» Problem: Where a line contains the word "εκροών", copy that line.

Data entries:
## Start
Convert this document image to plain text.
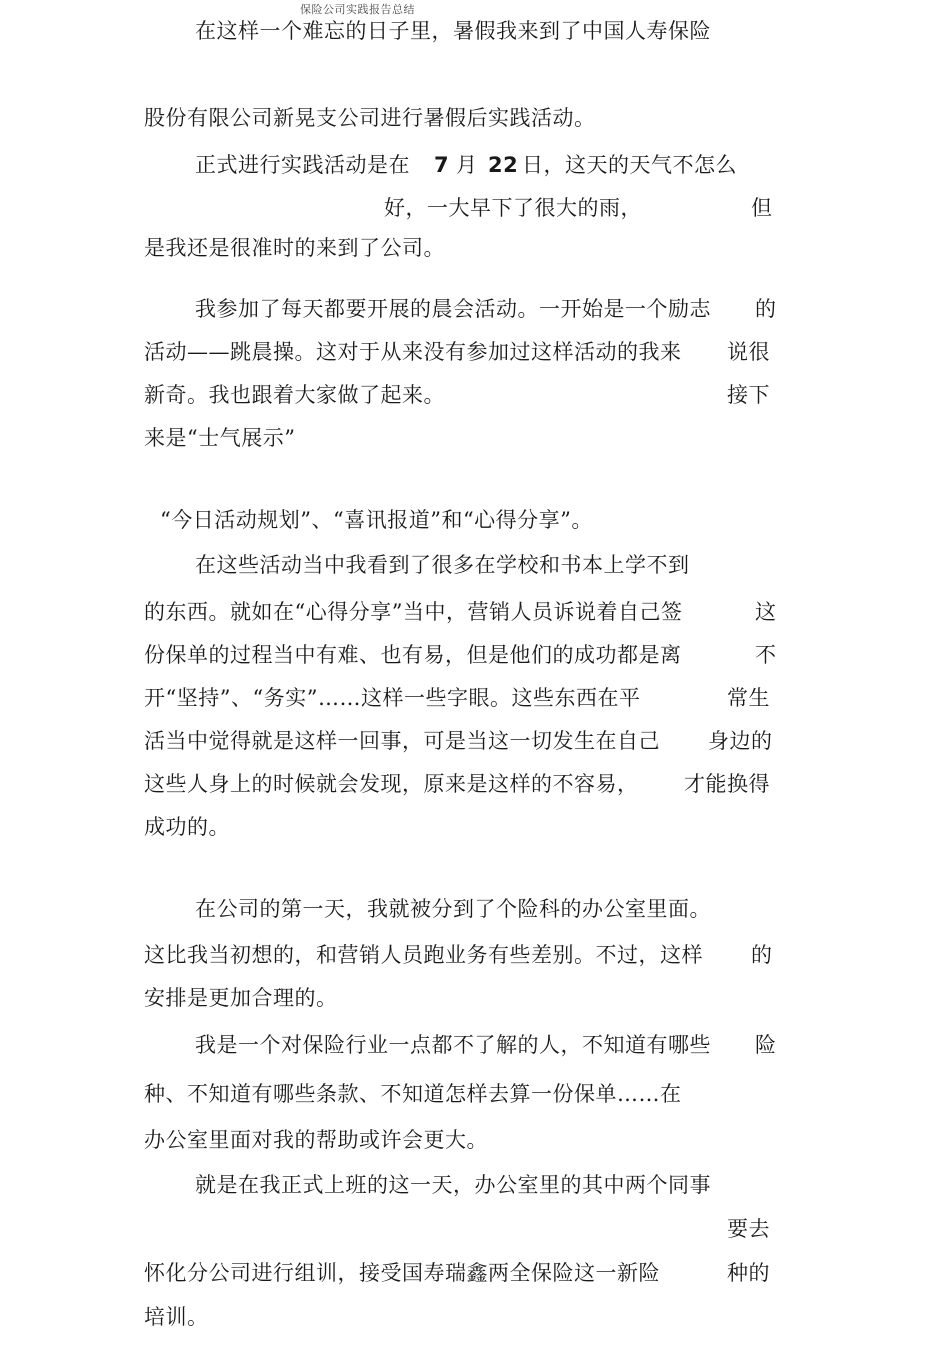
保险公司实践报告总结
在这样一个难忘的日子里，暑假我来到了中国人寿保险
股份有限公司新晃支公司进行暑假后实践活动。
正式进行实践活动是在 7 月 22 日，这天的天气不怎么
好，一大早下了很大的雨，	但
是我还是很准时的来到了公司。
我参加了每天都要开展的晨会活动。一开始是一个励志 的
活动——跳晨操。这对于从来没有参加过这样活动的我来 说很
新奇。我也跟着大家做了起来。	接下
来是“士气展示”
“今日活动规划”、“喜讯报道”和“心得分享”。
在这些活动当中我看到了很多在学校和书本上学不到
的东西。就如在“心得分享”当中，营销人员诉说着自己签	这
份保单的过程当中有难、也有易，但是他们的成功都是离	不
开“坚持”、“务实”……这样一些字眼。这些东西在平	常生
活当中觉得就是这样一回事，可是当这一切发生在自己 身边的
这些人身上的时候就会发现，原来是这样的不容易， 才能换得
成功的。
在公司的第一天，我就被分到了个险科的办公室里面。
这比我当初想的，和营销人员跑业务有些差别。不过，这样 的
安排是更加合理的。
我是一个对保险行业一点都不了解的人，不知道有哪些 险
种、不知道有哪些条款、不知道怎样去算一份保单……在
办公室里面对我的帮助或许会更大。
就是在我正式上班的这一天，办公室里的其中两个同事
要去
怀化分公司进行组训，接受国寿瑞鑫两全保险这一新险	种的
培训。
## End
## Start
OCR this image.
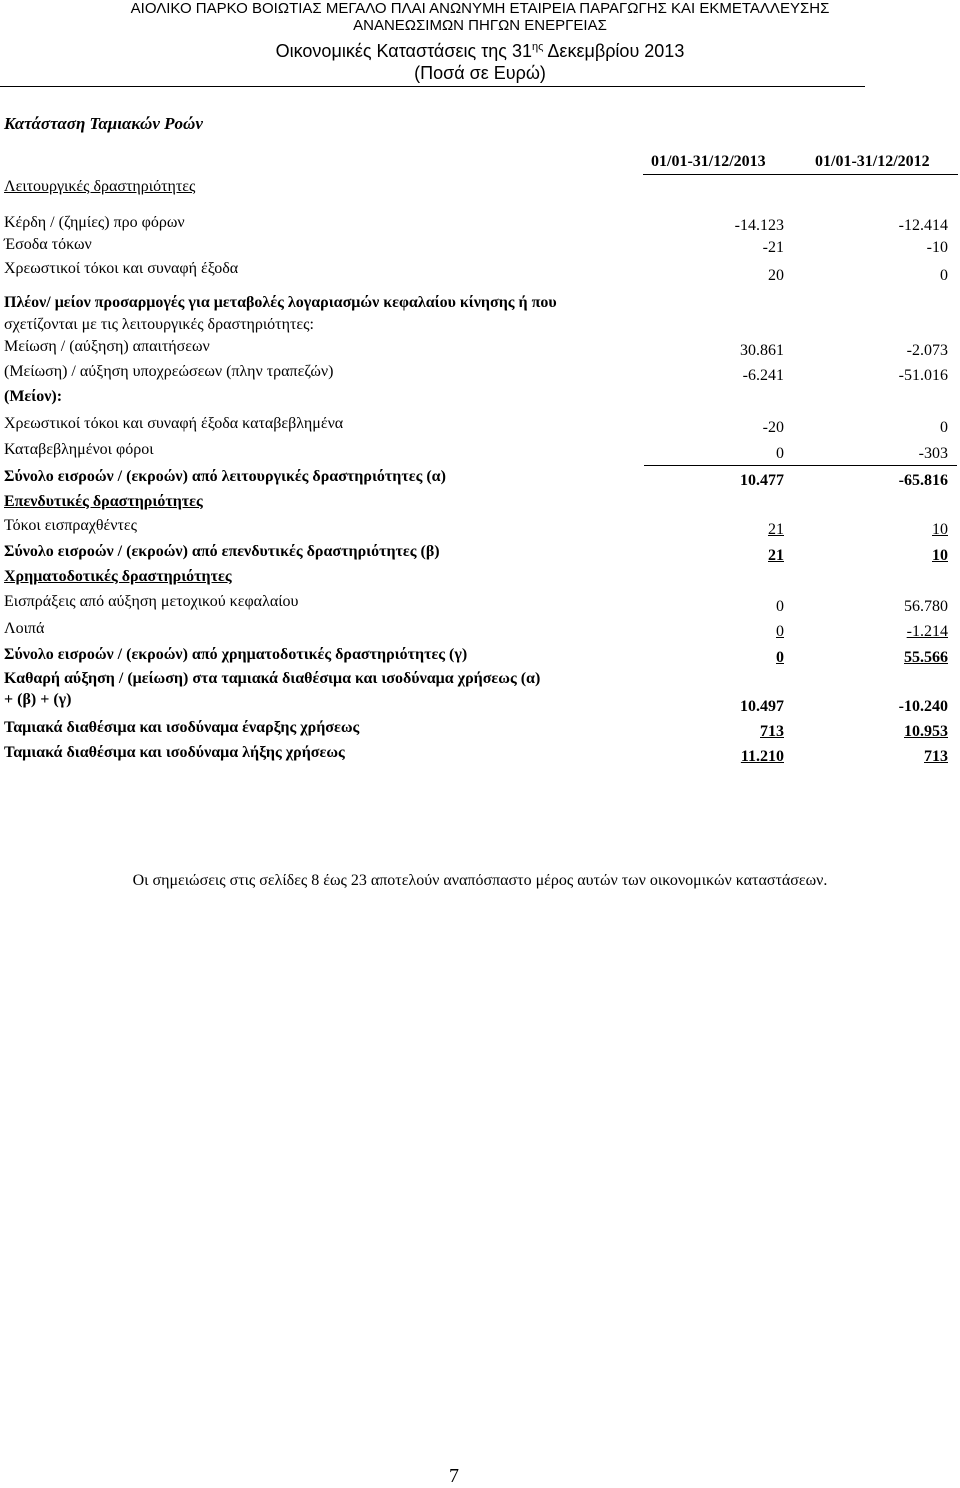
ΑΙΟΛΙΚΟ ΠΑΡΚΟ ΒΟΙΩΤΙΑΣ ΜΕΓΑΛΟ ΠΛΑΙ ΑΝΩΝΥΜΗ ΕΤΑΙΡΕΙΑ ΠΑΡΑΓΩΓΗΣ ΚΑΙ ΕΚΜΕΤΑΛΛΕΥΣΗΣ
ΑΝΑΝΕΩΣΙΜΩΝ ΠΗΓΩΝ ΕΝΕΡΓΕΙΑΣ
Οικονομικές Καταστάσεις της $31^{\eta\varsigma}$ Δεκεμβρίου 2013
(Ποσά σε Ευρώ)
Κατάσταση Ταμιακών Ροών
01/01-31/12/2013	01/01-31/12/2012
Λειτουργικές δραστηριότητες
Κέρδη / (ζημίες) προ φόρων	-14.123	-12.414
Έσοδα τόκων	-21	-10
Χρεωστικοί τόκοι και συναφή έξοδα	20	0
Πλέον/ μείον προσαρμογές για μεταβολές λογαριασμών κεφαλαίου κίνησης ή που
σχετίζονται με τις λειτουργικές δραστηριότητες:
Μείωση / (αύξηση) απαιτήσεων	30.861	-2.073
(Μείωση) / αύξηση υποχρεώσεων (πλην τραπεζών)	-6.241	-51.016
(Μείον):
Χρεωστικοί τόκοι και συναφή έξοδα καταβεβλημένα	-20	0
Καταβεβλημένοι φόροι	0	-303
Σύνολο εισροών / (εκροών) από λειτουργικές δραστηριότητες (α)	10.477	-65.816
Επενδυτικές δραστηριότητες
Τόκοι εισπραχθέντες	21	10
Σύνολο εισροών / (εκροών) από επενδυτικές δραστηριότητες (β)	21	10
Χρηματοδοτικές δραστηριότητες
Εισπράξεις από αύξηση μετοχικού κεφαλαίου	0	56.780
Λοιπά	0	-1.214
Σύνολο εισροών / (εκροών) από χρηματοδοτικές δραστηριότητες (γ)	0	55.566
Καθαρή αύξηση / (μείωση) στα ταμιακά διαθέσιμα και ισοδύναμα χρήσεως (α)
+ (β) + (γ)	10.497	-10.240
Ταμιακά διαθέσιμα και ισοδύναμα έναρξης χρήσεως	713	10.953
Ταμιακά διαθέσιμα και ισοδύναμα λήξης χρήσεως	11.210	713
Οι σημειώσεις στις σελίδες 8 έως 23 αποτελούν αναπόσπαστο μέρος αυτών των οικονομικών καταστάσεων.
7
## End
» Response to this task:
Σύνολο εισροών / (εκροών) από λειτουργικές δραστηριότητες (α)	10.477	-65.816
Σύνολο εισροών / (εκροών) από επενδυτικές δραστηριότητες (β)	21	10
Σύνολο εισροών / (εκροών) από χρηματοδοτικές δραστηριότητες (γ)	0	55.566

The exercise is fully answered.